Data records

━━━━━━━━━━━━━━━━

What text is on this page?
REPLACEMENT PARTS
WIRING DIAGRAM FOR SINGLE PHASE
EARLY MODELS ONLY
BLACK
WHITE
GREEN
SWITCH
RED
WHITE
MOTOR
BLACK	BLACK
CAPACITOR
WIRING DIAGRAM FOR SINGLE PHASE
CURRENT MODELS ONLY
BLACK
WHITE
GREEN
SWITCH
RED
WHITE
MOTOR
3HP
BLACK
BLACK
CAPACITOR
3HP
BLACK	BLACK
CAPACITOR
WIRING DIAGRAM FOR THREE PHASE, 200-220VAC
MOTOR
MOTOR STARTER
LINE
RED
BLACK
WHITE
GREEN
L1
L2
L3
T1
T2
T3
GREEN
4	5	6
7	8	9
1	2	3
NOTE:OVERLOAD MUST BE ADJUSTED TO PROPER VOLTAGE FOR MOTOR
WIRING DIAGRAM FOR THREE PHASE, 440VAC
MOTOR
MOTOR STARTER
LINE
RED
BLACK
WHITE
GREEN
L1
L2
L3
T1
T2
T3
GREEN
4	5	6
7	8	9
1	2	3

━━━━━━━━━━━━━━━━

Aim of the exercise – Copy the entries above exactly, leaving none out.

Full solution –
What text is on this page?
REPLACEMENT PARTS
WIRING DIAGRAM FOR SINGLE PHASE
EARLY MODELS ONLY
BLACK
WHITE
GREEN
SWITCH
RED
WHITE
MOTOR
BLACK	BLACK
CAPACITOR
WIRING DIAGRAM FOR SINGLE PHASE
CURRENT MODELS ONLY
BLACK
WHITE
GREEN
SWITCH
RED
WHITE
MOTOR
3HP
BLACK
BLACK
CAPACITOR
3HP
BLACK	BLACK
CAPACITOR
WIRING DIAGRAM FOR THREE PHASE, 200-220VAC
MOTOR
MOTOR STARTER
LINE
RED
BLACK
WHITE
GREEN
L1
L2
L3
T1
T2
T3
GREEN
4	5	6
7	8	9
1	2	3
NOTE:OVERLOAD MUST BE ADJUSTED TO PROPER VOLTAGE FOR MOTOR
WIRING DIAGRAM FOR THREE PHASE, 440VAC
MOTOR
MOTOR STARTER
LINE
RED
BLACK
WHITE
GREEN
L1
L2
L3
T1
T2
T3
GREEN
4	5	6
7	8	9
1	2	3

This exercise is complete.